**** Material provided ****
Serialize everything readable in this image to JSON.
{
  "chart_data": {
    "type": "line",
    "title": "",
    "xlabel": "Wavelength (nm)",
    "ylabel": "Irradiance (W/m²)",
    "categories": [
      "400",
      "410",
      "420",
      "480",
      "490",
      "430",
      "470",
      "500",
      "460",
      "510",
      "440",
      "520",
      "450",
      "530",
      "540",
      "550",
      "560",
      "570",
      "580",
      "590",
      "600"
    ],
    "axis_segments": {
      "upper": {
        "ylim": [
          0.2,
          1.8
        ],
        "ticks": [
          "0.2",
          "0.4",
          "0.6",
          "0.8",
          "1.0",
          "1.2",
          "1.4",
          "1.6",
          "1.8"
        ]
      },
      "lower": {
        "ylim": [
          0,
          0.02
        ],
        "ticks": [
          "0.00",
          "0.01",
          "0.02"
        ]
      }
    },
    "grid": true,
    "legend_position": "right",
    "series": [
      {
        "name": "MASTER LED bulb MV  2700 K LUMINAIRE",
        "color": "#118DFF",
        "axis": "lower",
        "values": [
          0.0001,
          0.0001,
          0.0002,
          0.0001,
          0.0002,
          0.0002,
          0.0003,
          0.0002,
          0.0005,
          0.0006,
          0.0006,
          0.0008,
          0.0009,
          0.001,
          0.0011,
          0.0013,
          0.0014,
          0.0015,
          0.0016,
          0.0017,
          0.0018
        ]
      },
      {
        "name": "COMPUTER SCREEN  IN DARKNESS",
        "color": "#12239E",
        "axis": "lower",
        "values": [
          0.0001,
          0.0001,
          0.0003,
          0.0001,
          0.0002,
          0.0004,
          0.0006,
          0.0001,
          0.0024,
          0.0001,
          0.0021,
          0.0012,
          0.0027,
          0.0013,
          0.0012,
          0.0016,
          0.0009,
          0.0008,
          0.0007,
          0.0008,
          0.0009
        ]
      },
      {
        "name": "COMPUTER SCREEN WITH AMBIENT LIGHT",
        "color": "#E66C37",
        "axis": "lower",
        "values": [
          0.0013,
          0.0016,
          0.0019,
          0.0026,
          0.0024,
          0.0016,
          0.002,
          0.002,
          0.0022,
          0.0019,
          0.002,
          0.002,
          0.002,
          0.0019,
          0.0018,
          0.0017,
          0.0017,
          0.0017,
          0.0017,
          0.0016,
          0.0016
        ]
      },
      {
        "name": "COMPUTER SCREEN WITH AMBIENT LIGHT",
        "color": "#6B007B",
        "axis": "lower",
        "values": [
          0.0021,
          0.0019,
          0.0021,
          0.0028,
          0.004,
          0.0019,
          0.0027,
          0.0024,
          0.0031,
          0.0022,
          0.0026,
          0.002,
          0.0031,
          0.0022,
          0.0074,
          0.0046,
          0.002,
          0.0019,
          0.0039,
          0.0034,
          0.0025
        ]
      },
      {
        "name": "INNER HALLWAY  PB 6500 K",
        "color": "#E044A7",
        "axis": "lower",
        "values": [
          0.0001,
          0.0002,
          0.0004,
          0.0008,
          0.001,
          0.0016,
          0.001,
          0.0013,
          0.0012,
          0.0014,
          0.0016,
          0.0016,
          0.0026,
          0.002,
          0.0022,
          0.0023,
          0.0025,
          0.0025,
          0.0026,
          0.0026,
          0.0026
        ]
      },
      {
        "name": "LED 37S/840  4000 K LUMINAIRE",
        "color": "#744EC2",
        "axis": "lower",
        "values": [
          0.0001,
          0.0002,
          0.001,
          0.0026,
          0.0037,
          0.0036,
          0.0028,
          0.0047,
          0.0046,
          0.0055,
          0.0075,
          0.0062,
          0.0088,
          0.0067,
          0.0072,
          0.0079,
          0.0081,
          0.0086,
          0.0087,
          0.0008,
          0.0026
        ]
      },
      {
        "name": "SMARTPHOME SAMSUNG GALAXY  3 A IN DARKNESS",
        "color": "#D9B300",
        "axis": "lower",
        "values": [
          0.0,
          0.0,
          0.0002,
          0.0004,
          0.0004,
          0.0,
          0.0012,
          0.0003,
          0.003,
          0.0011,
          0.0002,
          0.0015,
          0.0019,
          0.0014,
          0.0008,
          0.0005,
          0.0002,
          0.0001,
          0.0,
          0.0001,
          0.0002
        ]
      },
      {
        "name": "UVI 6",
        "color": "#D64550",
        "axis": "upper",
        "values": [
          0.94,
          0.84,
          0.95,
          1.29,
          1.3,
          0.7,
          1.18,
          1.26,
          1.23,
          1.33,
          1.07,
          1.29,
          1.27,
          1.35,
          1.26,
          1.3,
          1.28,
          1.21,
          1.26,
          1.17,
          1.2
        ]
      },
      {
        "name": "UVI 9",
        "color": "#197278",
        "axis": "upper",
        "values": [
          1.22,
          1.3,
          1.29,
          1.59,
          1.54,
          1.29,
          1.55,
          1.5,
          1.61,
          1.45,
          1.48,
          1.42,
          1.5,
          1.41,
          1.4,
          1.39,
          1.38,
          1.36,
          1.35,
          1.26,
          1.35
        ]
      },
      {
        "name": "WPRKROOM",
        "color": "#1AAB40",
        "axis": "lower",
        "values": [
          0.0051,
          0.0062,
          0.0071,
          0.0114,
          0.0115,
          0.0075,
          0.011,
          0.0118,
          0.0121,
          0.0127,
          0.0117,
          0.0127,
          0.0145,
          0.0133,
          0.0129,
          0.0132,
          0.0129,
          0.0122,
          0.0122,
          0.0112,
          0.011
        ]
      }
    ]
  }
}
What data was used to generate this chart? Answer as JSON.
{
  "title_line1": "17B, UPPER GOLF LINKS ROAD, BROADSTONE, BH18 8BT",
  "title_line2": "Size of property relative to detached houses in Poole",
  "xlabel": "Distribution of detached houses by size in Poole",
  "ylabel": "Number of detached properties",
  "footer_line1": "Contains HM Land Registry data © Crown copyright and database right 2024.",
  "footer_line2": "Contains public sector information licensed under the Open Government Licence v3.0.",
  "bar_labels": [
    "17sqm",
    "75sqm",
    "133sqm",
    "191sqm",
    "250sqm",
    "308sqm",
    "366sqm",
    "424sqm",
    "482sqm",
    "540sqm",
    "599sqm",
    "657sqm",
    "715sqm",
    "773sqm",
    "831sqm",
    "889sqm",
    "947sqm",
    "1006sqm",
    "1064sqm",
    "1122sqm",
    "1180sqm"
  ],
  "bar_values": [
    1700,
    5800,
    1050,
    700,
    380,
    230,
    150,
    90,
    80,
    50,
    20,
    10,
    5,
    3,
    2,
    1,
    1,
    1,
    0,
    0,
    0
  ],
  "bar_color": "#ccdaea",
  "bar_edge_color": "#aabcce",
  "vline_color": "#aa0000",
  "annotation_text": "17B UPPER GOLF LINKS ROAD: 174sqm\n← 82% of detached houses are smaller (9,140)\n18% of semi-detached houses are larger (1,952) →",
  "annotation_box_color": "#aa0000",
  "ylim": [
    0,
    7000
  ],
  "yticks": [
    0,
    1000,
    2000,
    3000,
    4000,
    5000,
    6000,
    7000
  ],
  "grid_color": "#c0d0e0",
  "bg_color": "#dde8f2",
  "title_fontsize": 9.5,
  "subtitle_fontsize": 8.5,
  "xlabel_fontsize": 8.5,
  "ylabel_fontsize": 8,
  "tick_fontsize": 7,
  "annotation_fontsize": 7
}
****
- _What the task requires_:
Provide an exact reproduction of all the entries shown above.

- _Solution below_:
Serialize everything readable in this image to JSON.
{
  "chart_data": {
    "type": "line",
    "title": "",
    "xlabel": "Wavelength (nm)",
    "ylabel": "Irradiance (W/m²)",
    "categories": [
      "400",
      "410",
      "420",
      "480",
      "490",
      "430",
      "470",
      "500",
      "460",
      "510",
      "440",
      "520",
      "450",
      "530",
      "540",
      "550",
      "560",
      "570",
      "580",
      "590",
      "600"
    ],
    "axis_segments": {
      "upper": {
        "ylim": [
          0.2,
          1.8
        ],
        "ticks": [
          "0.2",
          "0.4",
          "0.6",
          "0.8",
          "1.0",
          "1.2",
          "1.4",
          "1.6",
          "1.8"
        ]
      },
      "lower": {
        "ylim": [
          0,
          0.02
        ],
        "ticks": [
          "0.00",
          "0.01",
          "0.02"
        ]
      }
    },
    "grid": true,
    "legend_position": "right",
    "series": [
      {
        "name": "MASTER LED bulb MV  2700 K LUMINAIRE",
        "color": "#118DFF",
        "axis": "lower",
        "values": [
          0.0001,
          0.0001,
          0.0002,
          0.0001,
          0.0002,
          0.0002,
          0.0003,
          0.0002,
          0.0005,
          0.0006,
          0.0006,
          0.0008,
          0.0009,
          0.001,
          0.0011,
          0.0013,
          0.0014,
          0.0015,
          0.0016,
          0.0017,
          0.0018
        ]
      },
      {
        "name": "COMPUTER SCREEN  IN DARKNESS",
        "color": "#12239E",
        "axis": "lower",
        "values": [
          0.0001,
          0.0001,
          0.0003,
          0.0001,
          0.0002,
          0.0004,
          0.0006,
          0.0001,
          0.0024,
          0.0001,
          0.0021,
          0.0012,
          0.0027,
          0.0013,
          0.0012,
          0.0016,
          0.0009,
          0.0008,
          0.0007,
          0.0008,
          0.0009
        ]
      },
      {
        "name": "COMPUTER SCREEN WITH AMBIENT LIGHT",
        "color": "#E66C37",
        "axis": "lower",
        "values": [
          0.0013,
          0.0016,
          0.0019,
          0.0026,
          0.0024,
          0.0016,
          0.002,
          0.002,
          0.0022,
          0.0019,
          0.002,
          0.002,
          0.002,
          0.0019,
          0.0018,
          0.0017,
          0.0017,
          0.0017,
          0.0017,
          0.0016,
          0.0016
        ]
      },
      {
        "name": "COMPUTER SCREEN WITH AMBIENT LIGHT",
        "color": "#6B007B",
        "axis": "lower",
        "values": [
          0.0021,
          0.0019,
          0.0021,
          0.0028,
          0.004,
          0.0019,
          0.0027,
          0.0024,
          0.0031,
          0.0022,
          0.0026,
          0.002,
          0.0031,
          0.0022,
          0.0074,
          0.0046,
          0.002,
          0.0019,
          0.0039,
          0.0034,
          0.0025
        ]
      },
      {
        "name": "INNER HALLWAY  PB 6500 K",
        "color": "#E044A7",
        "axis": "lower",
        "values": [
          0.0001,
          0.0002,
          0.0004,
          0.0008,
          0.001,
          0.0016,
          0.001,
          0.0013,
          0.0012,
          0.0014,
          0.0016,
          0.0016,
          0.0026,
          0.002,
          0.0022,
          0.0023,
          0.0025,
          0.0025,
          0.0026,
          0.0026,
          0.0026
        ]
      },
      {
        "name": "LED 37S/840  4000 K LUMINAIRE",
        "color": "#744EC2",
        "axis": "lower",
        "values": [
          0.0001,
          0.0002,
          0.001,
          0.0026,
          0.0037,
          0.0036,
          0.0028,
          0.0047,
          0.0046,
          0.0055,
          0.0075,
          0.0062,
          0.0088,
          0.0067,
          0.0072,
          0.0079,
          0.0081,
          0.0086,
          0.0087,
          0.0008,
          0.0026
        ]
      },
      {
        "name": "SMARTPHOME SAMSUNG GALAXY  3 A IN DARKNESS",
        "color": "#D9B300",
        "axis": "lower",
        "values": [
          0.0,
          0.0,
          0.0002,
          0.0004,
          0.0004,
          0.0,
          0.0012,
          0.0003,
          0.003,
          0.0011,
          0.0002,
          0.0015,
          0.0019,
          0.0014,
          0.0008,
          0.0005,
          0.0002,
          0.0001,
          0.0,
          0.0001,
          0.0002
        ]
      },
      {
        "name": "UVI 6",
        "color": "#D64550",
        "axis": "upper",
        "values": [
          0.94,
          0.84,
          0.95,
          1.29,
          1.3,
          0.7,
          1.18,
          1.26,
          1.23,
          1.33,
          1.07,
          1.29,
          1.27,
          1.35,
          1.26,
          1.3,
          1.28,
          1.21,
          1.26,
          1.17,
          1.2
        ]
      },
      {
        "name": "UVI 9",
        "color": "#197278",
        "axis": "upper",
        "values": [
          1.22,
          1.3,
          1.29,
          1.59,
          1.54,
          1.29,
          1.55,
          1.5,
          1.61,
          1.45,
          1.48,
          1.42,
          1.5,
          1.41,
          1.4,
          1.39,
          1.38,
          1.36,
          1.35,
          1.26,
          1.35
        ]
      },
      {
        "name": "WPRKROOM",
        "color": "#1AAB40",
        "axis": "lower",
        "values": [
          0.0051,
          0.0062,
          0.0071,
          0.0114,
          0.0115,
          0.0075,
          0.011,
          0.0118,
          0.0121,
          0.0127,
          0.0117,
          0.0127,
          0.0145,
          0.0133,
          0.0129,
          0.0132,
          0.0129,
          0.0122,
          0.0122,
          0.0112,
          0.011
        ]
      }
    ]
  }
}
What data was used to generate this chart? Answer as JSON.
{
  "title_line1": "17B, UPPER GOLF LINKS ROAD, BROADSTONE, BH18 8BT",
  "title_line2": "Size of property relative to detached houses in Poole",
  "xlabel": "Distribution of detached houses by size in Poole",
  "ylabel": "Number of detached properties",
  "footer_line1": "Contains HM Land Registry data © Crown copyright and database right 2024.",
  "footer_line2": "Contains public sector information licensed under the Open Government Licence v3.0.",
  "bar_labels": [
    "17sqm",
    "75sqm",
    "133sqm",
    "191sqm",
    "250sqm",
    "308sqm",
    "366sqm",
    "424sqm",
    "482sqm",
    "540sqm",
    "599sqm",
    "657sqm",
    "715sqm",
    "773sqm",
    "831sqm",
    "889sqm",
    "947sqm",
    "1006sqm",
    "1064sqm",
    "1122sqm",
    "1180sqm"
  ],
  "bar_values": [
    1700,
    5800,
    1050,
    700,
    380,
    230,
    150,
    90,
    80,
    50,
    20,
    10,
    5,
    3,
    2,
    1,
    1,
    1,
    0,
    0,
    0
  ],
  "bar_color": "#ccdaea",
  "bar_edge_color": "#aabcce",
  "vline_color": "#aa0000",
  "annotation_text": "17B UPPER GOLF LINKS ROAD: 174sqm\n← 82% of detached houses are smaller (9,140)\n18% of semi-detached houses are larger (1,952) →",
  "annotation_box_color": "#aa0000",
  "ylim": [
    0,
    7000
  ],
  "yticks": [
    0,
    1000,
    2000,
    3000,
    4000,
    5000,
    6000,
    7000
  ],
  "grid_color": "#c0d0e0",
  "bg_color": "#dde8f2",
  "title_fontsize": 9.5,
  "subtitle_fontsize": 8.5,
  "xlabel_fontsize": 8.5,
  "ylabel_fontsize": 8,
  "tick_fontsize": 7,
  "annotation_fontsize": 7
}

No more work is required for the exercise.